Directive:
Produce a verbatim copy of the entries listed below.

Material shown:
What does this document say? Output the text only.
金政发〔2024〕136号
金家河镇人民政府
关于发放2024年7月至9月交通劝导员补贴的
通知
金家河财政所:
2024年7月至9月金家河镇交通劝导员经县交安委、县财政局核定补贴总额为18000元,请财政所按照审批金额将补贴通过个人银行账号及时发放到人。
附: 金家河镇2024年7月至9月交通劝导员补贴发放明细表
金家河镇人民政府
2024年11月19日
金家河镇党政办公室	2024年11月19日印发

Exercise answer:
What does this document say? Output the text only.
金政发〔2024〕136号
金家河镇人民政府
关于发放2024年7月至9月交通劝导员补贴的
通知
金家河财政所:
2024年7月至9月金家河镇交通劝导员经县交安委、县财政局核定补贴总额为18000元,请财政所按照审批金额将补贴通过个人银行账号及时发放到人。
附: 金家河镇2024年7月至9月交通劝导员补贴发放明细表
金家河镇人民政府
2024年11月19日
金家河镇党政办公室	2024年11月19日印发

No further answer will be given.